▶ Objective
Write out each record below exactly as it appears, with no pictures.

▶ Records from a data collection
====

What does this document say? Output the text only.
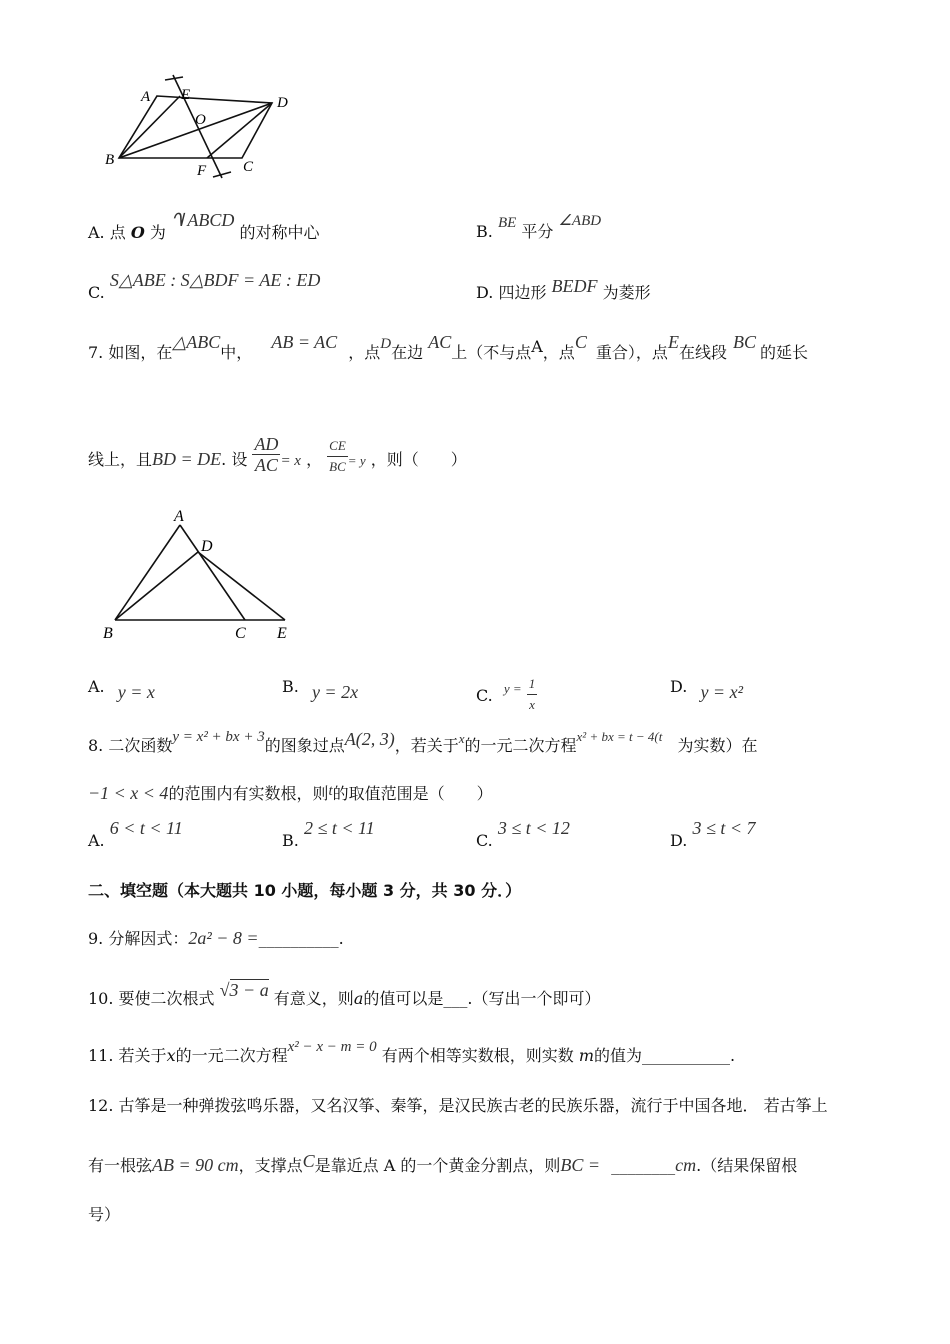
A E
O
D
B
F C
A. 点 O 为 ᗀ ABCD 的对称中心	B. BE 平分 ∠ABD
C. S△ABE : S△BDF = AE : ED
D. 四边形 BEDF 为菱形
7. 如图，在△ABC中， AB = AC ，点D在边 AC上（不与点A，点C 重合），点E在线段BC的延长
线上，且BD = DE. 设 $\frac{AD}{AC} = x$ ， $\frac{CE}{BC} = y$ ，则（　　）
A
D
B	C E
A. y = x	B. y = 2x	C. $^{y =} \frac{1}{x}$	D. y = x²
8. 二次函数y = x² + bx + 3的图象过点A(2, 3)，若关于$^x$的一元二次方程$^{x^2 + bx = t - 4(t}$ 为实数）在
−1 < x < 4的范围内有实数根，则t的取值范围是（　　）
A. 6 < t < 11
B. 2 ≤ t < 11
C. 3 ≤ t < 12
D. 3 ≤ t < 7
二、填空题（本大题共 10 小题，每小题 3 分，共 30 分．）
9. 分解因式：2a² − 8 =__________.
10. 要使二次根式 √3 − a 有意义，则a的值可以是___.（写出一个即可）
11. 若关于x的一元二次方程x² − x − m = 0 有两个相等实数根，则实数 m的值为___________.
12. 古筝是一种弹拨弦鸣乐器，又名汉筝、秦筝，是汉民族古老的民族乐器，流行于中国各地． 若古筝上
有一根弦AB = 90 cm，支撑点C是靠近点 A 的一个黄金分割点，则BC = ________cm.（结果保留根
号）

====

▶ Output of the task
What does this document say? Output the text only.
A E
O
D
B
F C
A. 点 O 为 ᗀ ABCD 的对称中心	B. BE 平分 ∠ABD
C. S△ABE : S△BDF = AE : ED
D. 四边形 BEDF 为菱形
7. 如图，在△ABC中， AB = AC ，点D在边 AC上（不与点A，点C 重合），点E在线段BC的延长
线上，且BD = DE. 设 $\frac{AD}{AC} = x$ ， $\frac{CE}{BC} = y$ ，则（　　）
A
D
B	C E
A. y = x	B. y = 2x	C. $^{y =} \frac{1}{x}$	D. y = x²
8. 二次函数y = x² + bx + 3的图象过点A(2, 3)，若关于$^x$的一元二次方程$^{x^2 + bx = t - 4(t}$ 为实数）在
−1 < x < 4的范围内有实数根，则t的取值范围是（　　）
A. 6 < t < 11
B. 2 ≤ t < 11
C. 3 ≤ t < 12
D. 3 ≤ t < 7
二、填空题（本大题共 10 小题，每小题 3 分，共 30 分．）
9. 分解因式：2a² − 8 =__________.
10. 要使二次根式 √3 − a 有意义，则a的值可以是___.（写出一个即可）
11. 若关于x的一元二次方程x² − x − m = 0 有两个相等实数根，则实数 m的值为___________.
12. 古筝是一种弹拨弦鸣乐器，又名汉筝、秦筝，是汉民族古老的民族乐器，流行于中国各地． 若古筝上
有一根弦AB = 90 cm，支撑点C是靠近点 A 的一个黄金分割点，则BC = ________cm.（结果保留根
号）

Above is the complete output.